= Problem requirements =
Repeat the whole of the data, keeping every detail the same.

Recorded data

____________

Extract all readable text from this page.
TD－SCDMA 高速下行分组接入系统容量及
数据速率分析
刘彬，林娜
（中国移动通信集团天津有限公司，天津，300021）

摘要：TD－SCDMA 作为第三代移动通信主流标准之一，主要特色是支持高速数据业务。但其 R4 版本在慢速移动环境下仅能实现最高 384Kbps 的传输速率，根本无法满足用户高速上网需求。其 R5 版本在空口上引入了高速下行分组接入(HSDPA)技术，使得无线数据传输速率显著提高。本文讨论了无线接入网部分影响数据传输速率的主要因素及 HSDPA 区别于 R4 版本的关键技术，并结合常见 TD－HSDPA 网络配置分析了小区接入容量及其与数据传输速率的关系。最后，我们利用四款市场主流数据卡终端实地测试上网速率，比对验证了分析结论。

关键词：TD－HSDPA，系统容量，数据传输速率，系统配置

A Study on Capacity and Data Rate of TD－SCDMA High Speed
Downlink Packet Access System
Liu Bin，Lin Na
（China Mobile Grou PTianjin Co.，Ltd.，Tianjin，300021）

____________

= Reply to the task =
Extract all readable text from this page.
TD－SCDMA 高速下行分组接入系统容量及
数据速率分析
刘彬，林娜
（中国移动通信集团天津有限公司，天津，300021）

摘要：TD－SCDMA 作为第三代移动通信主流标准之一，主要特色是支持高速数据业务。但其 R4 版本在慢速移动环境下仅能实现最高 384Kbps 的传输速率，根本无法满足用户高速上网需求。其 R5 版本在空口上引入了高速下行分组接入(HSDPA)技术，使得无线数据传输速率显著提高。本文讨论了无线接入网部分影响数据传输速率的主要因素及 HSDPA 区别于 R4 版本的关键技术，并结合常见 TD－HSDPA 网络配置分析了小区接入容量及其与数据传输速率的关系。最后，我们利用四款市场主流数据卡终端实地测试上网速率，比对验证了分析结论。

关键词：TD－HSDPA，系统容量，数据传输速率，系统配置

A Study on Capacity and Data Rate of TD－SCDMA High Speed
Downlink Packet Access System
Liu Bin，Lin Na
（China Mobile Grou PTianjin Co.，Ltd.，Tianjin，300021）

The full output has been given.